» **EXCERPT PROVIDED**

┄┄┄┄┄┄┄┄┄┄┄┄┄┄┄┄┄┄┄┄

As for altruism, which can be one modulation of love, this refers to genuinely motivated helping (beneficent) actions that may or may not involve significant risk to self.  Such altruism might be a manifestation of a purely rational Kantian imperative (“this is what pure reason dictates”); or of a sense of self-identity and expectation associated with social context and super-ego (“this is what someone like me is expected to do”);   or of an innate empathic capacity that reacts immediately and instinctively to the other when imperiled.  There is no need to diminish the value of these three sources of genuine altruism.  Altruistic duty, altruistic self-identity, and altruistic impulse are not, however, altruistic love.

Altruistic motivation and action are well studied by the sciences, and such data deserve attention in any dialogue between science, philosophy, and religion that hopes to move knowledge forward.   But scientists who study altruism cannot fully point the way toward the fullness of love, which is much broader than its altruistic manifestation.  What is at the distinctive core of love, from which all its modulations emerge?   In other words, what is the real root of the experience of other-regarding love?   For love is to person as compassion is to person-in-suffering, as care (i.e., altruism grounded in love) is to person-in-need, as forgiveness is to person-in-error.  Compassion, care, and forgiveness are modulations of love, but what is love itself?

There is a word in the title of this presentation – “unlimited” – that has the ring of novelty.  It emerges from the thought of Sir John Marks Templeton.   It suggests a form of love that rises above every conceivable limit to embrace all of humanity in joy, creativity, compassion, care, and generativity.  The ideal of unlimited love lies at the heart of all the great world religious traditions, and is represented in the various historically derivative moral philosophical traditions as well.   Unlimited love is often associated with a divine presence that underlies the cosmos and makes life a meaningful gift.  The following discussion represents an initial effort to explain with definitional clarity what a movement for the scientific, religious, philosophical, and pedagogical study of unlimited love would indeed be attempting to study.

“LOVE”

┄┄┄┄┄┄┄┄┄┄┄┄┄┄┄┄┄┄┄┄

» **DIRECTION**
Rewrite the part of the text on altruism and love starting with "As for altruism, which" and going on through "however, altruistic love.", putting "selflessness" wherever "altruism" appears.

Entries from a dataset
┄┄┄┄┄┄┄┄┄┄┄┄┄┄┄┄┄┄┄┄

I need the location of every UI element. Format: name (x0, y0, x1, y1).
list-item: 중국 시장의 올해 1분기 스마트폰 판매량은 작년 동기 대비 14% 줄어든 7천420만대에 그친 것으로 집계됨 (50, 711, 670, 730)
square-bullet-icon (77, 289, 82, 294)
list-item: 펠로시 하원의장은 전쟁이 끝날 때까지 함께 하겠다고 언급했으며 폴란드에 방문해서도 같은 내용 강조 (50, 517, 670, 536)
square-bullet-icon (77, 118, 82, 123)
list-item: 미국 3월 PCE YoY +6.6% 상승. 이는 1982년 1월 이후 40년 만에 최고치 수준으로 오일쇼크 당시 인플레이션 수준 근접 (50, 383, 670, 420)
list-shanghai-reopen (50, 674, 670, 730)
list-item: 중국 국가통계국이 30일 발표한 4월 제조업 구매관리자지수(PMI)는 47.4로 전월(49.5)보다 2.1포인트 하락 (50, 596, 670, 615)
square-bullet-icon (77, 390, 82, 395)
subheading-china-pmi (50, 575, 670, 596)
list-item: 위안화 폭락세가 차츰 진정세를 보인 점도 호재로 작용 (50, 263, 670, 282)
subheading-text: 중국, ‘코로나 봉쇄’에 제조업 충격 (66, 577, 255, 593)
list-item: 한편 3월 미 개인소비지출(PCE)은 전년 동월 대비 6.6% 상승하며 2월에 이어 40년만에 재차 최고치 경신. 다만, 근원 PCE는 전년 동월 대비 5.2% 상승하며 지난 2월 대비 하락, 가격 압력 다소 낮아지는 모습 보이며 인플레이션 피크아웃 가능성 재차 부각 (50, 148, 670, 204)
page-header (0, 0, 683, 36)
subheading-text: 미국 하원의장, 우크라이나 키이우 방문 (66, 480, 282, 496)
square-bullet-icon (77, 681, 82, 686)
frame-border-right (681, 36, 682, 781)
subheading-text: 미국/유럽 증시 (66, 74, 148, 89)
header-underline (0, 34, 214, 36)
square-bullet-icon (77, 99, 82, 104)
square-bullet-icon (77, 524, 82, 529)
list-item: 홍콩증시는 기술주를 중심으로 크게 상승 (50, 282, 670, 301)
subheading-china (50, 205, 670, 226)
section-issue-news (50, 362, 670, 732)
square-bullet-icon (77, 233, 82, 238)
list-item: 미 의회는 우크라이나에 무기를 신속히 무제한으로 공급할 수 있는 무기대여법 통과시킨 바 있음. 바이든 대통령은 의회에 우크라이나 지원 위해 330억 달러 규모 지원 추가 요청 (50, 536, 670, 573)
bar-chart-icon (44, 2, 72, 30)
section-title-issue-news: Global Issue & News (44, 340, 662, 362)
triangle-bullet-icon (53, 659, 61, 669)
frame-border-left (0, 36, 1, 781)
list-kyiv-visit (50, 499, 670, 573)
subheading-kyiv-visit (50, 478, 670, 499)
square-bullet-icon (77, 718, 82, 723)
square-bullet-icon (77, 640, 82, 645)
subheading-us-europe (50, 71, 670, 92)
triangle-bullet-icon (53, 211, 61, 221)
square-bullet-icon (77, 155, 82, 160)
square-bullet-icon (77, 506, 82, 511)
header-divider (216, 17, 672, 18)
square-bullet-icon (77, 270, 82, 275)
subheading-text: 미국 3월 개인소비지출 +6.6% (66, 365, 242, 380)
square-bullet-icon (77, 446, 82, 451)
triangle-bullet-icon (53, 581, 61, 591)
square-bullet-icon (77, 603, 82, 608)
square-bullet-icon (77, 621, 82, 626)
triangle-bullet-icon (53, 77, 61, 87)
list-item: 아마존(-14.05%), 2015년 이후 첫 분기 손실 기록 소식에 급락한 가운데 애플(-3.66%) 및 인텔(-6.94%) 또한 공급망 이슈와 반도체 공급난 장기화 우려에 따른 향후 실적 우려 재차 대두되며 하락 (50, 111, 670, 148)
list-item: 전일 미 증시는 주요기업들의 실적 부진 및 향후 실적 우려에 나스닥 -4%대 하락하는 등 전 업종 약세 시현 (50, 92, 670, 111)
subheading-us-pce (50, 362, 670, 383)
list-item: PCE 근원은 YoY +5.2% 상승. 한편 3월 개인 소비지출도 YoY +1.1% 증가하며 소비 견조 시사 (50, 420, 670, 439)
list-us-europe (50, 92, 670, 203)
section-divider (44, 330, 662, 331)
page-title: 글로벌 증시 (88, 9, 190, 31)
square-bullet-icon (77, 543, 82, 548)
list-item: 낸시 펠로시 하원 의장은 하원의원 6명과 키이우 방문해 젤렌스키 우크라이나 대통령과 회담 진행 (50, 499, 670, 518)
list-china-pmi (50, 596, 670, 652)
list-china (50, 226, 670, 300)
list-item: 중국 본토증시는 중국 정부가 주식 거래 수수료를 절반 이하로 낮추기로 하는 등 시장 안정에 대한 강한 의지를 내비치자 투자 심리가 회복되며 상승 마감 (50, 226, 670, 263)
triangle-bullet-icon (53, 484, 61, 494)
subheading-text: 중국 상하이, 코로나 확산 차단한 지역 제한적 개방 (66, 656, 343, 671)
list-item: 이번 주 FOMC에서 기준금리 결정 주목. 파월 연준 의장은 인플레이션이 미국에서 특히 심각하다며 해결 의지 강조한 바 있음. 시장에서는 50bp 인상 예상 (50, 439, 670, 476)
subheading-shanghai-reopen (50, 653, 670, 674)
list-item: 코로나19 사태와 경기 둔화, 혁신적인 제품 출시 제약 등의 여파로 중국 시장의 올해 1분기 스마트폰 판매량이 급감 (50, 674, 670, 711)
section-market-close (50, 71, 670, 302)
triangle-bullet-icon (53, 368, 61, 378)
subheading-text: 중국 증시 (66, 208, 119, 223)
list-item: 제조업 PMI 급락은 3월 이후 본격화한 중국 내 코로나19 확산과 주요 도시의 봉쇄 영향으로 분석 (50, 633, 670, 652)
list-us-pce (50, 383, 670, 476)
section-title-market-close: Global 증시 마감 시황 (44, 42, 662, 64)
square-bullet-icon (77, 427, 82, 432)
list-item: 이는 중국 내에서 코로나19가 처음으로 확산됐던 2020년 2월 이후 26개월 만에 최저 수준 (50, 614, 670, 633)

┄┄┄┄┄┄┄┄┄┄┄┄┄┄┄┄┄┄┄┄

» **PROBLEM SOLUTION**
As for selflessness, which can be one modulation of love, this refers to genuinely motivated helping (beneficent) actions that may or may not involve significant risk to self.  Such selflessness might be a manifestation of a purely rational Kantian imperative (“this is what pure reason dictates”); or of a sense of self-identity and expectation associated with social context and super-ego (“this is what someone like me is expected to do”);   or of an innate empathic capacity that reacts immediately and instinctively to the other when imperiled.  There is no need to diminish the value of these three sources of genuine selflessness.  Altruistic duty, altruistic self-identity, and altruistic impulse are not, however, altruistic love.